DIRECTIONS =>
Write out the material exactly, leaving every picture behind.

+++ ROWS

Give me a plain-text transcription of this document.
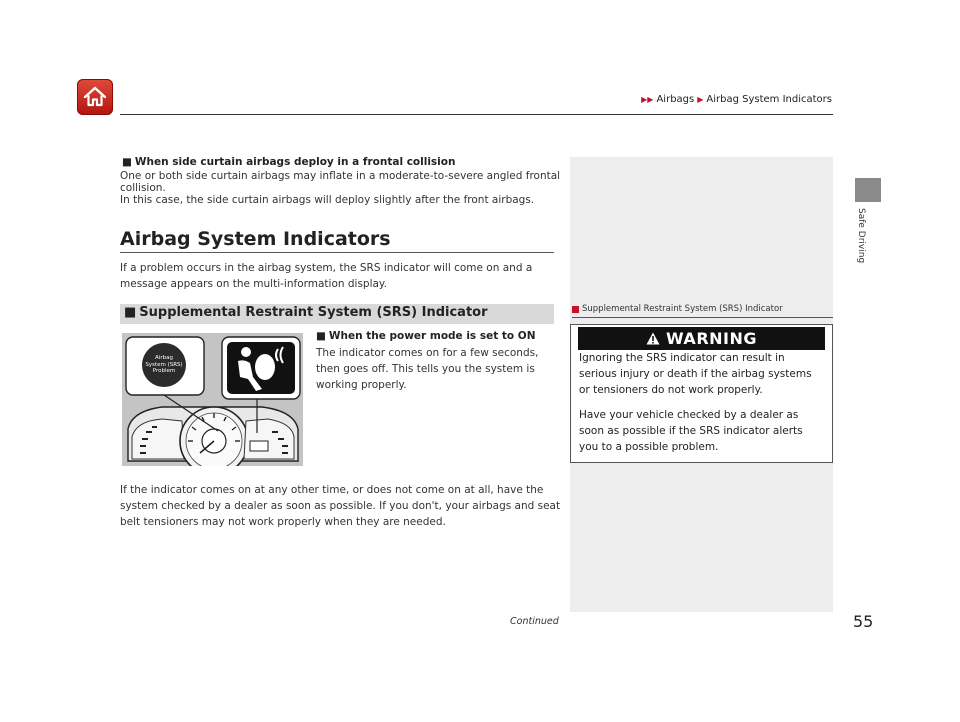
▶▶ Airbags ▶ Airbag System Indicators
Safe Driving
■ When side curtain airbags deploy in a frontal collision
One or both side curtain airbags may inflate in a moderate-to-severe angled frontal
collision.
In this case, the side curtain airbags will deploy slightly after the front airbags.
Airbag System Indicators
If a problem occurs in the airbag system, the SRS indicator will come on and a
message appears on the multi-information display.
■ Supplemental Restraint System (SRS) Indicator
Airbag
System (SRS)
Problem
■ When the power mode is set to ON
The indicator comes on for a few seconds,
then goes off. This tells you the system is
working properly.
If the indicator comes on at any other time, or does not come on at all, have the
system checked by a dealer as soon as possible. If you don't, your airbags and seat
belt tensioners may not work properly when they are needed.
Supplemental Restraint System (SRS) Indicator
WARNING
Ignoring the SRS indicator can result in
serious injury or death if the airbag systems
or tensioners do not work properly.
Have your vehicle checked by a dealer as
soon as possible if the SRS indicator alerts
you to a possible problem.
Continued	55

++++++

WRITTEN REPLY =>
Give me a plain-text transcription of this document.
▶▶ Airbags ▶ Airbag System Indicators
Safe Driving
■ When side curtain airbags deploy in a frontal collision
One or both side curtain airbags may inflate in a moderate-to-severe angled frontal
collision.
In this case, the side curtain airbags will deploy slightly after the front airbags.
Airbag System Indicators
If a problem occurs in the airbag system, the SRS indicator will come on and a
message appears on the multi-information display.
■ Supplemental Restraint System (SRS) Indicator
Airbag
System (SRS)
Problem
■ When the power mode is set to ON
The indicator comes on for a few seconds,
then goes off. This tells you the system is
working properly.
If the indicator comes on at any other time, or does not come on at all, have the
system checked by a dealer as soon as possible. If you don't, your airbags and seat
belt tensioners may not work properly when they are needed.
Supplemental Restraint System (SRS) Indicator
WARNING
Ignoring the SRS indicator can result in
serious injury or death if the airbag systems
or tensioners do not work properly.
Have your vehicle checked by a dealer as
soon as possible if the SRS indicator alerts
you to a possible problem.
Continued	55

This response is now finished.